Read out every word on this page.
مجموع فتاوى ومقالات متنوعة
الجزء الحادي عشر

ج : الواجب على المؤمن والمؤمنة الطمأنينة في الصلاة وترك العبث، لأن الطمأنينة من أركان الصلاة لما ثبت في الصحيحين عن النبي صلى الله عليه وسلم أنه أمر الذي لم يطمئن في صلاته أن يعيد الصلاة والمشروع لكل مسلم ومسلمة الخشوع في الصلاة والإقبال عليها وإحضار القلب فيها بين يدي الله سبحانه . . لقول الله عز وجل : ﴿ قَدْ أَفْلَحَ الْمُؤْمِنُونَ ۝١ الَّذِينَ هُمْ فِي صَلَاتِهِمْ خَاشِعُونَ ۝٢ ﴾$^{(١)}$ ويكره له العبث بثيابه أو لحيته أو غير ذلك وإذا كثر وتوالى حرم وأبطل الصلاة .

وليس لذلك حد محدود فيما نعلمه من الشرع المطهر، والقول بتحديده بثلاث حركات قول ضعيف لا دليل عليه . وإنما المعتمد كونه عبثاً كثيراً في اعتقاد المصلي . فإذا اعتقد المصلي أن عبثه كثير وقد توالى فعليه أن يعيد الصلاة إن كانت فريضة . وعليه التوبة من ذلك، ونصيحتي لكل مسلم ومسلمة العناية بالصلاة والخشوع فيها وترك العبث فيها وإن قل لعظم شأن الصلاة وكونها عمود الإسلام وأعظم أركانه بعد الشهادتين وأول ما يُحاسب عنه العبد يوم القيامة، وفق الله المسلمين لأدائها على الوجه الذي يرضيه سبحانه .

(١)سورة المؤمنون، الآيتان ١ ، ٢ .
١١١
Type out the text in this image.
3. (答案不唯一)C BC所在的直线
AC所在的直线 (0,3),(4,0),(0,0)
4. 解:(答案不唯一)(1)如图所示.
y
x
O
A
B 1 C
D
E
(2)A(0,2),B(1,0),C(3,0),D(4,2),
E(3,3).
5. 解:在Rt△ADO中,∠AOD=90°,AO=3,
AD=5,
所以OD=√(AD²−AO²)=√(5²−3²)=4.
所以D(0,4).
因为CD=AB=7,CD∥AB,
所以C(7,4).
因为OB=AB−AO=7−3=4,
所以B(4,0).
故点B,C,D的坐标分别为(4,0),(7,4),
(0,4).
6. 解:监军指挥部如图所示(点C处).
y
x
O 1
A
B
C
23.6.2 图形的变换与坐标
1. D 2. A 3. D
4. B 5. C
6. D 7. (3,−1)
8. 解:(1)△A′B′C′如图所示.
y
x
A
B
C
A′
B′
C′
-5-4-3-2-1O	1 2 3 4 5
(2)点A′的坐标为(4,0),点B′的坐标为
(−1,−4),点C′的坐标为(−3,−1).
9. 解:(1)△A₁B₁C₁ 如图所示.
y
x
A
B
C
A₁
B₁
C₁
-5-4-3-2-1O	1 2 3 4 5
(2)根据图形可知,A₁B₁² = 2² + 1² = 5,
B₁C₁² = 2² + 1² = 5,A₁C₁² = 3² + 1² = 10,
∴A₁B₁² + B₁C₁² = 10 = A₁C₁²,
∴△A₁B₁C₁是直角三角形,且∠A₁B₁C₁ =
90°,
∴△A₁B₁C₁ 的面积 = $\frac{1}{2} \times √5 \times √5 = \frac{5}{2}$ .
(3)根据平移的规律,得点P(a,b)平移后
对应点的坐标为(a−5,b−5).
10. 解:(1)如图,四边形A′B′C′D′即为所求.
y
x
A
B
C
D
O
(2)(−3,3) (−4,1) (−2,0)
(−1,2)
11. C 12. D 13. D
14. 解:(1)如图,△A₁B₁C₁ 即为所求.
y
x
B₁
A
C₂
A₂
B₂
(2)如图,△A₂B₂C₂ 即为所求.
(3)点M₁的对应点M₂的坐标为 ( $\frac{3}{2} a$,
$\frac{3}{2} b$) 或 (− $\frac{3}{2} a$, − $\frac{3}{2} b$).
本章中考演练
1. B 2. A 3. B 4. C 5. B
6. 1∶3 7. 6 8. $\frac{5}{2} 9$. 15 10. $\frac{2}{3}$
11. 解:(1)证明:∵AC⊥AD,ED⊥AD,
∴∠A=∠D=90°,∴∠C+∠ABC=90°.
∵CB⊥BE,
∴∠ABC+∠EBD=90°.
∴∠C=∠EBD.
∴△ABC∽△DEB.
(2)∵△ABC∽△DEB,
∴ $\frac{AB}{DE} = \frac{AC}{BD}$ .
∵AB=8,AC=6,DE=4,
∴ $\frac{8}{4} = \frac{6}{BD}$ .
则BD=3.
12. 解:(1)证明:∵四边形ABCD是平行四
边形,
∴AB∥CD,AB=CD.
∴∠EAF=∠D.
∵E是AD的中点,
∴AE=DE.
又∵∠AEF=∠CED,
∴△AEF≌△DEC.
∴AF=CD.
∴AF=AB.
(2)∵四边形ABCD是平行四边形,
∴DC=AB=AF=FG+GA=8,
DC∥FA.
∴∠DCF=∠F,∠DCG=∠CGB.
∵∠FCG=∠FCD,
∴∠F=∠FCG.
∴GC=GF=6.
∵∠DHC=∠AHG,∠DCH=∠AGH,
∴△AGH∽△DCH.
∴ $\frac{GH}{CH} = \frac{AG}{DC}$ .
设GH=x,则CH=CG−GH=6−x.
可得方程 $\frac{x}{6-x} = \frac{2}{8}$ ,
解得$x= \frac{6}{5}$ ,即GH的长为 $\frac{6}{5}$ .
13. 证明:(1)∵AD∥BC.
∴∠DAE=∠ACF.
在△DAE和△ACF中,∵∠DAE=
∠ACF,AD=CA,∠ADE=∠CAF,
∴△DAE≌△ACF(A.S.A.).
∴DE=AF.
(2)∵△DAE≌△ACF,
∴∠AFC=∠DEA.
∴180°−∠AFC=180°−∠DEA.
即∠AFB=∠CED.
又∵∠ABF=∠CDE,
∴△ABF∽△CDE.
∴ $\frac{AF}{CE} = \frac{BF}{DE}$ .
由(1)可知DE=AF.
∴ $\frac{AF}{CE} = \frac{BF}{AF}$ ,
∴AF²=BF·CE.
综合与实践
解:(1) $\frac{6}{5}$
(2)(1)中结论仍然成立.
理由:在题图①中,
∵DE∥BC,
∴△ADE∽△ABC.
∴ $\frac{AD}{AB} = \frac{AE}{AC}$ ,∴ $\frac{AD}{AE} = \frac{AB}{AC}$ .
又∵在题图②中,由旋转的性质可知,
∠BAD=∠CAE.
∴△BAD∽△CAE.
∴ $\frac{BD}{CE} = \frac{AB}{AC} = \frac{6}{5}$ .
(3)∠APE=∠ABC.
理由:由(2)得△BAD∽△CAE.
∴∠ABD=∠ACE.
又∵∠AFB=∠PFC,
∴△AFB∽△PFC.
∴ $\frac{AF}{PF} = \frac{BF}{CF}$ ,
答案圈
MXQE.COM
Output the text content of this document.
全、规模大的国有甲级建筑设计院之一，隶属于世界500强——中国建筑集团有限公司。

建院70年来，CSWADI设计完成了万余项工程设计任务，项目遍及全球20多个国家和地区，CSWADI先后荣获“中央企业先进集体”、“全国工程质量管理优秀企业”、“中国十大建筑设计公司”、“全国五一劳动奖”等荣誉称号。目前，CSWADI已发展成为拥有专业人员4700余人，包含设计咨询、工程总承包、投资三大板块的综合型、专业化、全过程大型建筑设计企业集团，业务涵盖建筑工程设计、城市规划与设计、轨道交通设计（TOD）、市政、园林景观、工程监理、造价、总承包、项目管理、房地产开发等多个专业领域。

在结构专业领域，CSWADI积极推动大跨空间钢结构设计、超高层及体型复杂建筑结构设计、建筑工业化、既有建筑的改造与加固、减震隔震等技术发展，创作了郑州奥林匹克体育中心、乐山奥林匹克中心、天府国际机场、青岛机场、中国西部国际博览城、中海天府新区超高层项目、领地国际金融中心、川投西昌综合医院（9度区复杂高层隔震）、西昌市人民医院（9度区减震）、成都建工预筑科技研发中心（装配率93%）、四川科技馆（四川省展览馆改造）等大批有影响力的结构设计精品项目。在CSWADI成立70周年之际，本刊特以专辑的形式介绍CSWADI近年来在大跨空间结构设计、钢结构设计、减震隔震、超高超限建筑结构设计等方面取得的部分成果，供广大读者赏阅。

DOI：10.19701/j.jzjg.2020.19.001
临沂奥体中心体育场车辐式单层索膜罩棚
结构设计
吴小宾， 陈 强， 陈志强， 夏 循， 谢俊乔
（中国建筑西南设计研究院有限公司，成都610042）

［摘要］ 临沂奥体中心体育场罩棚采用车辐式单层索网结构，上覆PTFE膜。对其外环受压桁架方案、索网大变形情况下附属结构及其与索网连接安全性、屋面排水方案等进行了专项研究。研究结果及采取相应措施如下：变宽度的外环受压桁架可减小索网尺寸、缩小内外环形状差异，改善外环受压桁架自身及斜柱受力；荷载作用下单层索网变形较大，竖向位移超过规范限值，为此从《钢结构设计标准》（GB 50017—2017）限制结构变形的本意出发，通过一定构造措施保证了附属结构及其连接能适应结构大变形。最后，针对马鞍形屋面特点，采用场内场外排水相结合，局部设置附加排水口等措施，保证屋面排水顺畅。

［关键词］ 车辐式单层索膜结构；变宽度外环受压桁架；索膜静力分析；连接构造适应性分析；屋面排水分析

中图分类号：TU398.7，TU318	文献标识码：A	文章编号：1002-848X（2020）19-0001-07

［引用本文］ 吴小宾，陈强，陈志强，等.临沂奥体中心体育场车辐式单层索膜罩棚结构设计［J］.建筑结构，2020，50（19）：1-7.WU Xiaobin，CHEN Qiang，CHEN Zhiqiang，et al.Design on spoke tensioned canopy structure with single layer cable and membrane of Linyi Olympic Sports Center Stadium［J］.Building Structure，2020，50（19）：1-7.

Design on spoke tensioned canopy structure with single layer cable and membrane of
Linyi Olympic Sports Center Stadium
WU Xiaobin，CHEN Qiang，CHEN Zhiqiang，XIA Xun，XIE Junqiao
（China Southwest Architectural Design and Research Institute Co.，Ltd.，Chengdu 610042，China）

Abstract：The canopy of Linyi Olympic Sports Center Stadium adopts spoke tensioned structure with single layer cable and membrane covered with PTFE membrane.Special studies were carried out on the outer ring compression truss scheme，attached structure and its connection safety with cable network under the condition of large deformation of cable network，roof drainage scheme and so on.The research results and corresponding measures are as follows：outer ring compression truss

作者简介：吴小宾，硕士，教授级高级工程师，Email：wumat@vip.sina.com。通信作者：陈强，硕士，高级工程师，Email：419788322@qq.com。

☆ ☆ ☆ ☆ ☆

▸ **Set problem**
Which lines hold the word "Qiang"? Return all of them from the records above.

▸ **Response to this task**
［引用本文］ 吴小宾，陈强，陈志强，等.临沂奥体中心体育场车辐式单层索膜罩棚结构设计［J］.建筑结构，2020，50（19）：1-7.WU Xiaobin，CHEN Qiang，CHEN Zhiqiang，et al.Design on spoke tensioned canopy structure with single layer cable and membrane of Linyi Olympic Sports Center Stadium［J］.Building Structure，2020，50（19）：1-7.
WU Xiaobin，CHEN Qiang，CHEN Zhiqiang，XIA Xun，XIE Junqiao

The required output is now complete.